Give the count of lines that include the string "nueva". Add nothing to it.

● **SUPPLIED ENTRIES**
***

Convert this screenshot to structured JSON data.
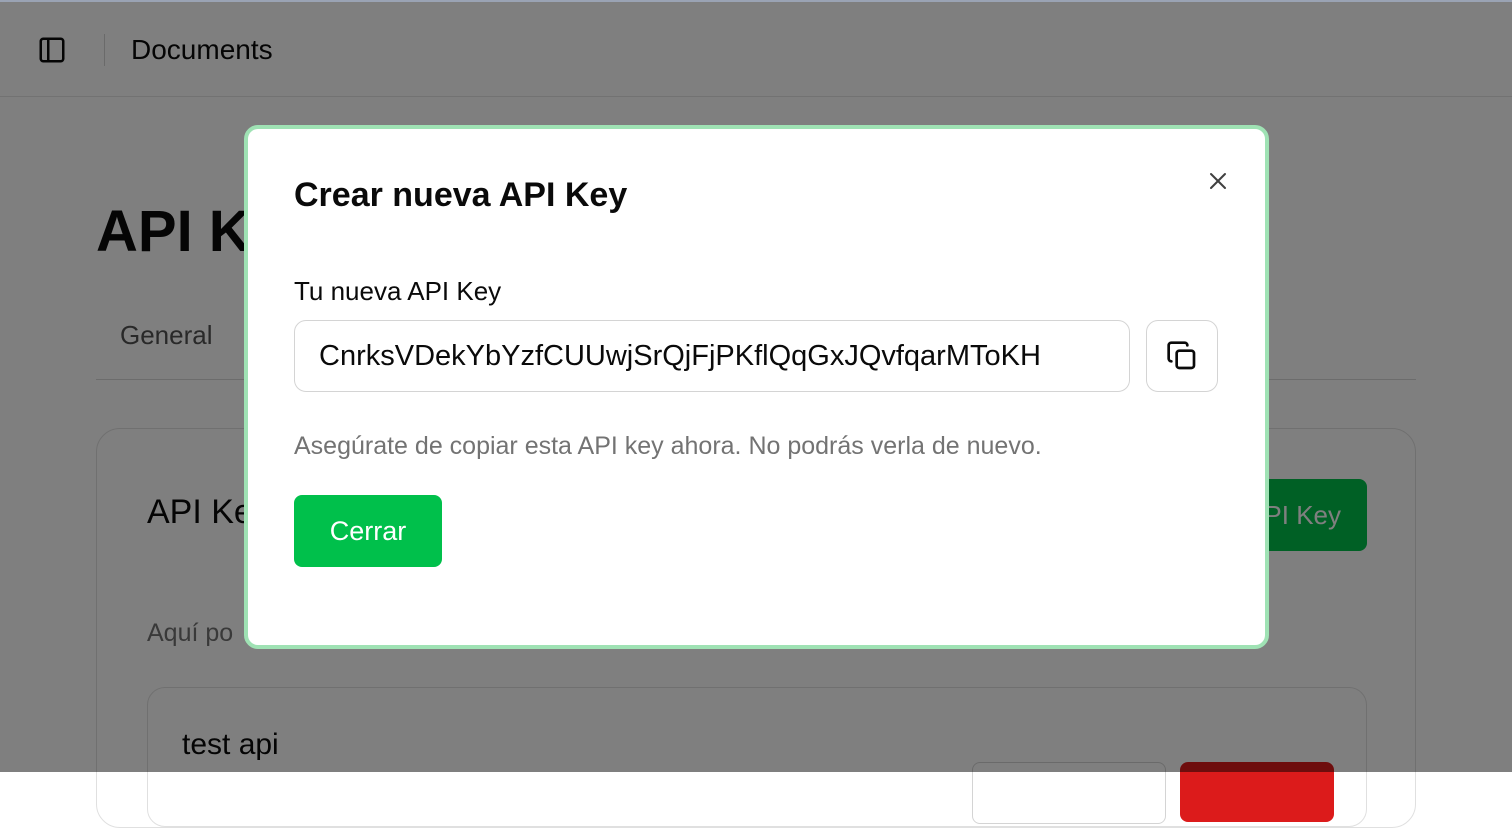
{
  "topbar": {
    "title": "Documents",
    "toggle_icon": "sidebar-panel-icon"
  },
  "page": {
    "title": "API K",
    "tabs": [
      {
        "label": "General"
      }
    ],
    "card": {
      "title": "API Ke",
      "create_button_label": "PI Key",
      "description": "Aquí po",
      "keys": [
        {
          "name": "test api"
        }
      ]
    }
  },
  "dialog": {
    "title": "Crear nueva API Key",
    "field_label": "Tu nueva API Key",
    "api_key": "CnrksVDekYbYzfCUUwjSrQjFjPKflQqGxJQvfqarMToKH",
    "warning": "Asegúrate de copiar esta API key ahora. No podrás verla de nuevo.",
    "close_button_label": "Cerrar",
    "close_icon": "close-icon",
    "copy_icon": "copy-icon"
  },
  "colors": {
    "accent": "#00c04b",
    "danger": "#dc1b1b",
    "dialog_border": "#9fe2b4",
    "overlay": "rgba(0,0,0,0.5)"
  }
}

***

● **TASK OUTPUT**
2